=== RECORDS SUPPLIED ===
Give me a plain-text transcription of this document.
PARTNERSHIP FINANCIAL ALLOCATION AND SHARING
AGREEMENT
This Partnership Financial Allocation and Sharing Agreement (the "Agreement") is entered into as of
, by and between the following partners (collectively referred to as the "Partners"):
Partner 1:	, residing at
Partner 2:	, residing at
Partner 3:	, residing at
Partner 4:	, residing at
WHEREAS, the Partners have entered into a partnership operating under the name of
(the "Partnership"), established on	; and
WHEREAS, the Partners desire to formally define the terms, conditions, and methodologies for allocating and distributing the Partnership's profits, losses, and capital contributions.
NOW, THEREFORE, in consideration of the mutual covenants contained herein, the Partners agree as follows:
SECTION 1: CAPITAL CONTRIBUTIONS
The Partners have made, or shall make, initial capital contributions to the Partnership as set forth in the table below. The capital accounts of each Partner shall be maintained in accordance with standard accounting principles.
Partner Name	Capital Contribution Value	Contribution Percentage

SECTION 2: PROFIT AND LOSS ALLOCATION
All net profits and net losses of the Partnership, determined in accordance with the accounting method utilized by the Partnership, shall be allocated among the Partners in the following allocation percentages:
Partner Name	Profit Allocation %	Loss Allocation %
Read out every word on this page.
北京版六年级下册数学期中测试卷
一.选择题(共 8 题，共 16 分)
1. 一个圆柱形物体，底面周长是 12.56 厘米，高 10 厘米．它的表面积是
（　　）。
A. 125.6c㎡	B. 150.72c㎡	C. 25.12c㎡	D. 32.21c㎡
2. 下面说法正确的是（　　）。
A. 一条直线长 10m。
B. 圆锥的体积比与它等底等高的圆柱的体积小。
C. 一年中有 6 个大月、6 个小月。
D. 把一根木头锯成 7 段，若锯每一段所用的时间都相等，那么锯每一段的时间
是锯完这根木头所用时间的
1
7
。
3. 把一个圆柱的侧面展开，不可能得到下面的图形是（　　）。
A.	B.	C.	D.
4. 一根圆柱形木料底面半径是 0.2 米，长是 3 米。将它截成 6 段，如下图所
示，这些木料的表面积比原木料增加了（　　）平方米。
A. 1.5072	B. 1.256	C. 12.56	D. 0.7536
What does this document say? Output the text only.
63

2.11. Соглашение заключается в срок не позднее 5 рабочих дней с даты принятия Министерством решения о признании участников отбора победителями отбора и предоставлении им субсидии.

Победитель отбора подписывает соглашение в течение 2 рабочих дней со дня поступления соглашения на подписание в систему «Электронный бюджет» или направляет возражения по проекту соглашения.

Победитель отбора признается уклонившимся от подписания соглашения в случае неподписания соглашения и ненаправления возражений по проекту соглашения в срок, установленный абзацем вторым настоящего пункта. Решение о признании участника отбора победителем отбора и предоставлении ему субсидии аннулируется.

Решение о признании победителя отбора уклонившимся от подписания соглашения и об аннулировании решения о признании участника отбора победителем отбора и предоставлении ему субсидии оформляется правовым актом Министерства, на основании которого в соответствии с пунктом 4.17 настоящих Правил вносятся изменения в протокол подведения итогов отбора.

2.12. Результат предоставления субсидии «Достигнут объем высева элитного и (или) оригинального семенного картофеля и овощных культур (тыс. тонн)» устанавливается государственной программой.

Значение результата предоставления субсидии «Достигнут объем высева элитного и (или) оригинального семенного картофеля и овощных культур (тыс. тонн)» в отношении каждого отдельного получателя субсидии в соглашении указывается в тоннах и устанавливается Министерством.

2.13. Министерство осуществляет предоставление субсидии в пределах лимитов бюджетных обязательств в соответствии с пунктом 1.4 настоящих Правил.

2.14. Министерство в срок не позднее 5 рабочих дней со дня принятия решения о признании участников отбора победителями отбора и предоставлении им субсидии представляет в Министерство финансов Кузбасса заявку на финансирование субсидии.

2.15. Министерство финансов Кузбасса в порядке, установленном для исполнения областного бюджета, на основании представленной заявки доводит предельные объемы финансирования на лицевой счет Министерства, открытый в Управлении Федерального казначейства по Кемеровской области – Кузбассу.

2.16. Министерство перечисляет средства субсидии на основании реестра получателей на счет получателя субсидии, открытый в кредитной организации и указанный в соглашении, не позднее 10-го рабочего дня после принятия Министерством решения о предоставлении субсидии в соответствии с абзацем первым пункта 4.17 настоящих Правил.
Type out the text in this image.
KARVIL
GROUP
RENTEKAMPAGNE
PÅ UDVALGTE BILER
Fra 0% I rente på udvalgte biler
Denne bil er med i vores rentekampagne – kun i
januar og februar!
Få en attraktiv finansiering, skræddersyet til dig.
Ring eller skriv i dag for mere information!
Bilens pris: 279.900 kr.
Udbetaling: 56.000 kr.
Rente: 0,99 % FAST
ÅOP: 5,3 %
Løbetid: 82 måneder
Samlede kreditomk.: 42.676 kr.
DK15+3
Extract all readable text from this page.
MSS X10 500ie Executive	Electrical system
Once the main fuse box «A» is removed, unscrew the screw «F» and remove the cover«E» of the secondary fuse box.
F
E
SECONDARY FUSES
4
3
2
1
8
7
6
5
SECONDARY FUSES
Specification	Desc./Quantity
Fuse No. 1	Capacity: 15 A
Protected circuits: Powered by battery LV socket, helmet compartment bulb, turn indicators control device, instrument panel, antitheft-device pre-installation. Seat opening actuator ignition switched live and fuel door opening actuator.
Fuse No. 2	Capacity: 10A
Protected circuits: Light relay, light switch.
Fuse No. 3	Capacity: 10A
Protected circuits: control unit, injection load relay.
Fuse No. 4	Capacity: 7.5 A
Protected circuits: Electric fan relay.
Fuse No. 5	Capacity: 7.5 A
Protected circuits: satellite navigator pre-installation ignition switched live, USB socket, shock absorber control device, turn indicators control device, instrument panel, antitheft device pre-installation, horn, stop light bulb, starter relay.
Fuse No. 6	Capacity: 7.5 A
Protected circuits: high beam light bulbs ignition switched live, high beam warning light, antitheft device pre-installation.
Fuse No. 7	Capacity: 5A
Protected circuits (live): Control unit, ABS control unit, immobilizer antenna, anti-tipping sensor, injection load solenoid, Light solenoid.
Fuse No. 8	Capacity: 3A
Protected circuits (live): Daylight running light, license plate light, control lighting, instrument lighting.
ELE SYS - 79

=== TO DO ===
Extract from the material all lines containing the string "SECTION".

=== CORRECT ANSWER ===
SECTION 1: CAPITAL CONTRIBUTIONS
SECTION 2: PROFIT AND LOSS ALLOCATION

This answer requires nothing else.